◆ Page text:
I struggled into a sitting position on the bench and wrote Judy an impassioned letter. I scrawled across pages torn from my notebook. She was the one. I loved her more deeply than ever. I had been stupid to ever doubt it. I had broken off our relationship time and again to find a version of myself without her, but I could never experience what we shared with anyone else. I only wanted her. I poured my fevered heart into the letter. As the sun lowered, I stumbled to the post office to send it off and buy some water.
That night, I recovered from my fever as the train rolled northward to Genoa.
Genoa
The elevator clanged to a stop and the metal gate opened onto the fifth floor offices of ESKO, an international logistics company that catered remote construction projects across Africa and the Middle East.
My brother, Michael, had orchestrated my transformation from scruffy traveler to sharp businessman: a barber had cut my locks; a tailor crafted suits and shirts; and Michael loaned me ties, shoes, and cuff links. The starched collar chaffed my neck, and my feet complained about their sudden imprisonment, as we clipped along the marbled floors of a grand stone office building.
Entering an office of polished wood, Michael greeted a secretary in effusive Italian until she beamed and showed us into the conference room.
Michael said, “I’ll introduce you, but only speak to answer a question.”
Enzo Zanotti, an elder Italian industrialist, entered wearing an impeccable suit.
Michael introduced me and spoke of our work together building sales teams in the United States. Michael was resigning as their head sales representative, but he proposed to train me as his replacement while I wrote a sales manual codifying his innovations. By Christmas we’d move back to the United States to represent ESKO with Michael as consultant and me as salesman.

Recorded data

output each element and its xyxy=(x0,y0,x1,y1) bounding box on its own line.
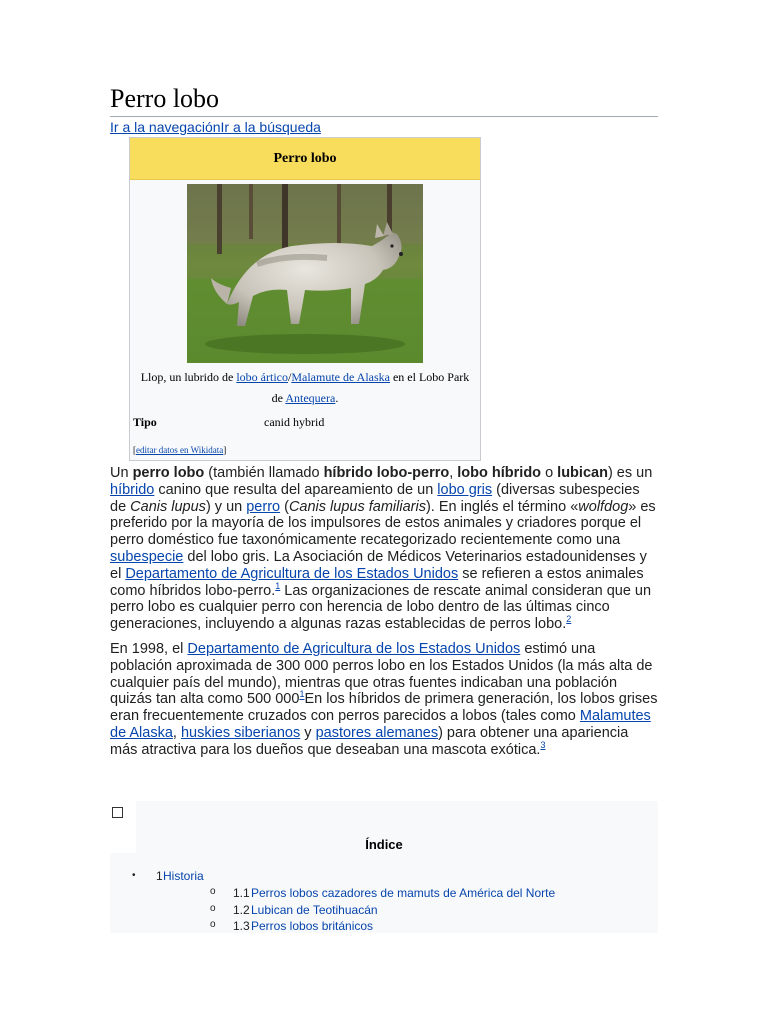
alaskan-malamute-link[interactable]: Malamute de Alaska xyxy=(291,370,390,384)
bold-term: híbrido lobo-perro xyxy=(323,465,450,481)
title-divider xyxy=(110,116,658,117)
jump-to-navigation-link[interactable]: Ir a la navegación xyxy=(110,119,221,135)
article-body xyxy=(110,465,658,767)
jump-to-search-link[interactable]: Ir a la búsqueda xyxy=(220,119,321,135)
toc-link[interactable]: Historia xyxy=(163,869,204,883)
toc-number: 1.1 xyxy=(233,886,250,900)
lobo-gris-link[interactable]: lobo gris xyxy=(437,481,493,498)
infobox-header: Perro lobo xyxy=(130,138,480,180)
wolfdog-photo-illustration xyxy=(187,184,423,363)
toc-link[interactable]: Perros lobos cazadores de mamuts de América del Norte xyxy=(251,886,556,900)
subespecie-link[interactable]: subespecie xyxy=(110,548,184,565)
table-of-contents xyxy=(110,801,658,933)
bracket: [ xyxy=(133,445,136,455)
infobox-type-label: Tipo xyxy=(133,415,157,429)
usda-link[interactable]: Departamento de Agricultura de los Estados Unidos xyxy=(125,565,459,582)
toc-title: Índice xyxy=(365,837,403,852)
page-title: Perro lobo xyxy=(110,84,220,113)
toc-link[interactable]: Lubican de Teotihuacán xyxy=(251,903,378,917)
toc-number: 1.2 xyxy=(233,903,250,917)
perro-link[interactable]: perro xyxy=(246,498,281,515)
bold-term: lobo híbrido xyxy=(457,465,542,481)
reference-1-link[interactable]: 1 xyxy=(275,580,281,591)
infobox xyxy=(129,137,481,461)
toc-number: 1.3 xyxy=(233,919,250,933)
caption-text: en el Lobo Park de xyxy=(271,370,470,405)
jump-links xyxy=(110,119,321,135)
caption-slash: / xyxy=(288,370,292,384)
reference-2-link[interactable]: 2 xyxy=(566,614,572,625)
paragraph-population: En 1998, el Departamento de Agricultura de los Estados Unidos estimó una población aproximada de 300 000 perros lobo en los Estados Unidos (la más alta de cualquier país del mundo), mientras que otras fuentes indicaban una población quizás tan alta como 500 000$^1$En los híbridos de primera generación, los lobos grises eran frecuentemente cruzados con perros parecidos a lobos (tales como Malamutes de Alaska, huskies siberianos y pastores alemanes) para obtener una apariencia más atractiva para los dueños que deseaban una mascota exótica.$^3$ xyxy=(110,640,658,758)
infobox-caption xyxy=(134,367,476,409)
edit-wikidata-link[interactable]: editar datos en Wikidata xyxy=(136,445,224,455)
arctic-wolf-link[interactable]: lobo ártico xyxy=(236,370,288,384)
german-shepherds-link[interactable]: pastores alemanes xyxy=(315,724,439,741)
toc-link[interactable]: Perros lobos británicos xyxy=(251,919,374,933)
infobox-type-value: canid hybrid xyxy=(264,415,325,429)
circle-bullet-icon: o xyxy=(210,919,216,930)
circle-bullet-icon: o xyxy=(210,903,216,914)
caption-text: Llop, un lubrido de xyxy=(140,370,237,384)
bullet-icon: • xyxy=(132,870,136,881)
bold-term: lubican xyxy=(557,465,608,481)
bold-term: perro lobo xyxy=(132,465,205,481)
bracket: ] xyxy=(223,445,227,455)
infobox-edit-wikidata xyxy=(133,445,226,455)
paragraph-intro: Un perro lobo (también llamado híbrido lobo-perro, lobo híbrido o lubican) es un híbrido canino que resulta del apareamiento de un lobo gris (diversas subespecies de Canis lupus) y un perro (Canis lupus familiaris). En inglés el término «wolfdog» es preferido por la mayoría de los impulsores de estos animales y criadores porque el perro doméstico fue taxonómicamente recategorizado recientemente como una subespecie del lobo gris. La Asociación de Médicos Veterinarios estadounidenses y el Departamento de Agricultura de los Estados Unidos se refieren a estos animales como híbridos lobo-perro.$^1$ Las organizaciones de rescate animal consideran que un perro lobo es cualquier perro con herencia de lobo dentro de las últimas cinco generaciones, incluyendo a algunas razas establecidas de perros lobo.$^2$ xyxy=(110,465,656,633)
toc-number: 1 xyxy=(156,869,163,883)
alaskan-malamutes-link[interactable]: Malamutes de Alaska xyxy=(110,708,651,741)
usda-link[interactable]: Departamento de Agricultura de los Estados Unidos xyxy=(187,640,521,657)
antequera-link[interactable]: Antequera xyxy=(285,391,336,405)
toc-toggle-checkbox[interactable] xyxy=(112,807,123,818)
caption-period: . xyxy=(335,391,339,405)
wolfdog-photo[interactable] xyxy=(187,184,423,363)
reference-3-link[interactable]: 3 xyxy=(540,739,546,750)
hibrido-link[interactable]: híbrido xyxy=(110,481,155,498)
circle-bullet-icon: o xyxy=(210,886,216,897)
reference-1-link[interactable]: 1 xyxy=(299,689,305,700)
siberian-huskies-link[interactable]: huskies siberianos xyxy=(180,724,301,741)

◆ Short problem: Summarize the passage about the trip to Genoa in two sentences. The records have nothing to do with this work.

◆ Answer below: While feverish, the narrator writes Judy an impassioned letter declaring love for her, mails it, and recovers that night on the train north to Genoa. There, after having the narrator made over as a sharp businessman, the narrator's brother Michael introduces the narrator to Enzo Zanotti at the logistics company ESKO and proposes training the narrator as his replacement while the narrator writes a sales manual, with both moving back to the United States by Christmas.